GOAL OF THE EXERCISE: Where a line holds the word "Respostas", copy that line.

◆ ◆ ◆

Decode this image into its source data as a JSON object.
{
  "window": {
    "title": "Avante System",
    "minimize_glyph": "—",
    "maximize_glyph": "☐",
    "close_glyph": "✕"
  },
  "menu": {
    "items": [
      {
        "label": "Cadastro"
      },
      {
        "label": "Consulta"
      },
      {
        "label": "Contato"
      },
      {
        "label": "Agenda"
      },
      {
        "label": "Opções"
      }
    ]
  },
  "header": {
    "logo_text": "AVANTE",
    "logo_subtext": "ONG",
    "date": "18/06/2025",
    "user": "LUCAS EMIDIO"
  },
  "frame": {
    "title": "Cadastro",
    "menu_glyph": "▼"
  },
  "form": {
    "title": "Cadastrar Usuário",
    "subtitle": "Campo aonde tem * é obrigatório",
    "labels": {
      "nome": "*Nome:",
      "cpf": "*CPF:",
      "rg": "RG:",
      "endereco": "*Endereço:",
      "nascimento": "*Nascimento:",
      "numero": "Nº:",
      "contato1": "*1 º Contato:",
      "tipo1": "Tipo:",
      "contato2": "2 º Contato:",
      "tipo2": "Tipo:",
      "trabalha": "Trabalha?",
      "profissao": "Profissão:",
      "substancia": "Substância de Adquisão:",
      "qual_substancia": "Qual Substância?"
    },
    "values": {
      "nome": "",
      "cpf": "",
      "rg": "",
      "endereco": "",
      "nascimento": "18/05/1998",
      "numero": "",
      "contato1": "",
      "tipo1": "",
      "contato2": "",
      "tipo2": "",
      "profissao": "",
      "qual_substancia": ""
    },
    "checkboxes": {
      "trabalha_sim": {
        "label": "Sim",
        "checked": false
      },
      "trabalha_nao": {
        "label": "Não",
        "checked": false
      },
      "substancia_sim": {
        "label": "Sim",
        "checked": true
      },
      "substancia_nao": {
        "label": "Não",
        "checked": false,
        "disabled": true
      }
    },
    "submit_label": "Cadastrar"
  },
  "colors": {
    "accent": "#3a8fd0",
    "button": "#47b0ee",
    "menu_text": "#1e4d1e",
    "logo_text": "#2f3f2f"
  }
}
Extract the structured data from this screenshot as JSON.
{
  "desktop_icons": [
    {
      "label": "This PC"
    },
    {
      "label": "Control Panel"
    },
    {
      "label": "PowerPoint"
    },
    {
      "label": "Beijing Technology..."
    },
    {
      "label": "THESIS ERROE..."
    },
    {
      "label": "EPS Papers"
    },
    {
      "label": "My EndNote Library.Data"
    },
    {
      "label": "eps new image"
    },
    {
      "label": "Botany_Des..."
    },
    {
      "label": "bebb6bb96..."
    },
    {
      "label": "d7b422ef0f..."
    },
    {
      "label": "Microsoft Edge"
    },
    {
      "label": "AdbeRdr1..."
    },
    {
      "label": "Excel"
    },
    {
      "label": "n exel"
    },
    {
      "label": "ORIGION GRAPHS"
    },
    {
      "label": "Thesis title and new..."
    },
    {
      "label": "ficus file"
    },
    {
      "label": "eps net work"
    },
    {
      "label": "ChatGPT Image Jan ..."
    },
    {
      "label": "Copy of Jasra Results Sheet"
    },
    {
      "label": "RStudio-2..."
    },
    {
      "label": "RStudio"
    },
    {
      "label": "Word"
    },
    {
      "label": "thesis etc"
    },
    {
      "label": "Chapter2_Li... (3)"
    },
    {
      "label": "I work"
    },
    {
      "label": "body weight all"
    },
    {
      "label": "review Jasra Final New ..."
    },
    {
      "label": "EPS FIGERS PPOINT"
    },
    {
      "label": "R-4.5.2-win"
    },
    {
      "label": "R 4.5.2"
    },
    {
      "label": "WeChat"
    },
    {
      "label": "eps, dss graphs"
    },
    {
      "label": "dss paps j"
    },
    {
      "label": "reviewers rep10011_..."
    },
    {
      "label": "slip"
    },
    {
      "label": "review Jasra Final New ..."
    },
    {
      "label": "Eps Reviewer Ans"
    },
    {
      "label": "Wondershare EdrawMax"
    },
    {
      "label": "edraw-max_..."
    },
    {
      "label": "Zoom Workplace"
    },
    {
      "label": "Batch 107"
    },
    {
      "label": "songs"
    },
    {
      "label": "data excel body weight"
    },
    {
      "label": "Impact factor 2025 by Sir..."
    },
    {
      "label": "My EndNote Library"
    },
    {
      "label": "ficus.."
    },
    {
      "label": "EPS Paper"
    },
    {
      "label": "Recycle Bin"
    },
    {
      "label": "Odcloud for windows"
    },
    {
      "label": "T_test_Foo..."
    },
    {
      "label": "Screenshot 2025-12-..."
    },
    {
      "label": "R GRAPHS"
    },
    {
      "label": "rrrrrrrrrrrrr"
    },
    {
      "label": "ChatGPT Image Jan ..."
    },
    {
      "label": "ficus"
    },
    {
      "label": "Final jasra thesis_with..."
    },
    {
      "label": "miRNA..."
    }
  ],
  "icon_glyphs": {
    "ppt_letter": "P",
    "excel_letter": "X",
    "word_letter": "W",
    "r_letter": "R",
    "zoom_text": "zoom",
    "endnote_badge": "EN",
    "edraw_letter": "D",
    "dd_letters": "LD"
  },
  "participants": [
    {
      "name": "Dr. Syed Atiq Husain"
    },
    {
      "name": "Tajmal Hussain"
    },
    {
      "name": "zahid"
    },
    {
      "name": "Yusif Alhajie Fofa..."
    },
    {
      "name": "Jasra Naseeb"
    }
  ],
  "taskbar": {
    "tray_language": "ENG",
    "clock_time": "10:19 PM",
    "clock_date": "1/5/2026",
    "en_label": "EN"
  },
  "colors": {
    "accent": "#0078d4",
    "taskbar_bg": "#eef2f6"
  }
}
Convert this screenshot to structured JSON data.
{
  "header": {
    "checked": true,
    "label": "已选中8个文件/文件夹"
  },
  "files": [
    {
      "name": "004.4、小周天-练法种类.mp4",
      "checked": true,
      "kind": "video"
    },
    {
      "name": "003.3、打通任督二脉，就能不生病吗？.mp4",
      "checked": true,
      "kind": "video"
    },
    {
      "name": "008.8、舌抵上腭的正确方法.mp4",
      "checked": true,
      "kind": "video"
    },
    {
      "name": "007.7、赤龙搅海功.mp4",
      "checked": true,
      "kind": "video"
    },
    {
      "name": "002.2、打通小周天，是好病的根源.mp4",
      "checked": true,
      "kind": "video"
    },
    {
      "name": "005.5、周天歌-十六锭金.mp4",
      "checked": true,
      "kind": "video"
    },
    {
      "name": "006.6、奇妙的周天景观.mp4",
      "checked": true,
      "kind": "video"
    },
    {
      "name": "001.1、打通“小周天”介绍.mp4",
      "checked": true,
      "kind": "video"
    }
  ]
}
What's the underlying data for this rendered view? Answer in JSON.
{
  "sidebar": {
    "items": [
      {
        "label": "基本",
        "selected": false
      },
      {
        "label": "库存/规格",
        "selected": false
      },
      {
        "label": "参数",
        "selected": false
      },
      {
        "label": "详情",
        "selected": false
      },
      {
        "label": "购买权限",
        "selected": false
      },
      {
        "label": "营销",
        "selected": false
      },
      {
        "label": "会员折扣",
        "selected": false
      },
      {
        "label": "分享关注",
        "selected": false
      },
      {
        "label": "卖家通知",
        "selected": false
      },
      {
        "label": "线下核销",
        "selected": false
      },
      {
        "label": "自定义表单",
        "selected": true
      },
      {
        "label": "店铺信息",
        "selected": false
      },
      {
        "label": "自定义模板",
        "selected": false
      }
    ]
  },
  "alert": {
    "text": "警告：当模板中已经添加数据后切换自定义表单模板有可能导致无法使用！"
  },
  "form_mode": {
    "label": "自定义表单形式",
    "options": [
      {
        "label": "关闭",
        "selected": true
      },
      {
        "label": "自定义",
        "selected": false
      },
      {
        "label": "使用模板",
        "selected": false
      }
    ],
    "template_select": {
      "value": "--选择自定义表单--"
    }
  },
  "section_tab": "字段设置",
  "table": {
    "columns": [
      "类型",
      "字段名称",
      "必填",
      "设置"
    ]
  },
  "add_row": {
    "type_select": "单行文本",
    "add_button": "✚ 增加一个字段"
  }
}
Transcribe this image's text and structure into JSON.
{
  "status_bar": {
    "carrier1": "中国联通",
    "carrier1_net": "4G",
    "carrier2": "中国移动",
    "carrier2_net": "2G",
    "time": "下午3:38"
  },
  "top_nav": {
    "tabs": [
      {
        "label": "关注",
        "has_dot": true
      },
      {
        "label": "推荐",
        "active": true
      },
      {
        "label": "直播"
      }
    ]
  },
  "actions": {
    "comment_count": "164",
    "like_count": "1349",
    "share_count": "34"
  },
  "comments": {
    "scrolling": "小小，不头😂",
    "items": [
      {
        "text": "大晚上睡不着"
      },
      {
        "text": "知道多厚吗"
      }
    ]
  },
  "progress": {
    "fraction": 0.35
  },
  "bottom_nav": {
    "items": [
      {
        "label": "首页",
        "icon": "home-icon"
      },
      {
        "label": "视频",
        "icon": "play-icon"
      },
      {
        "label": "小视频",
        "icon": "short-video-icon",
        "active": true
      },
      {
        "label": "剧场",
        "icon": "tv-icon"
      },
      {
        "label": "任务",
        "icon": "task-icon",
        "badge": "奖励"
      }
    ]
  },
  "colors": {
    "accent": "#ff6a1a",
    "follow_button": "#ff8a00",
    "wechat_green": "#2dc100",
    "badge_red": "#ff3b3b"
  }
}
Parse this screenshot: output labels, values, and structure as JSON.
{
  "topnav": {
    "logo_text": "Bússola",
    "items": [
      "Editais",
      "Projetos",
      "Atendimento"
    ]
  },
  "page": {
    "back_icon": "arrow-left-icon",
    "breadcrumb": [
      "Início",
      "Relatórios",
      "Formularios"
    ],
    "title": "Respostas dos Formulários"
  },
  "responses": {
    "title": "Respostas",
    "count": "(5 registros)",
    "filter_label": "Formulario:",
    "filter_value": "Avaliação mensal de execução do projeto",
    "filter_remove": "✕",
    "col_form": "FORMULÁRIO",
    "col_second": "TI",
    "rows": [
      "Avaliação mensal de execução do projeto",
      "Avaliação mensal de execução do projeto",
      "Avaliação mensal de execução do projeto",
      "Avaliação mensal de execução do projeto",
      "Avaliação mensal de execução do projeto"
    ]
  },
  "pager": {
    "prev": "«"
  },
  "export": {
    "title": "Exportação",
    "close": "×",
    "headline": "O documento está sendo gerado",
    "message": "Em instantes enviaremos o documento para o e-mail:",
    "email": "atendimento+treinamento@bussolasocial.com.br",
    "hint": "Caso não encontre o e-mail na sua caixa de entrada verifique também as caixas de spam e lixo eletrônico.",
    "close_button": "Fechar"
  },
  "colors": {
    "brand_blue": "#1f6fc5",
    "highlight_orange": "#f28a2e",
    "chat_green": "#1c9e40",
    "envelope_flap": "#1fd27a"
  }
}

◆ ◆ ◆

ANSWER FOR THIS EXERCISE:
    "title": "Respostas dos Formulários"
    "title": "Respostas",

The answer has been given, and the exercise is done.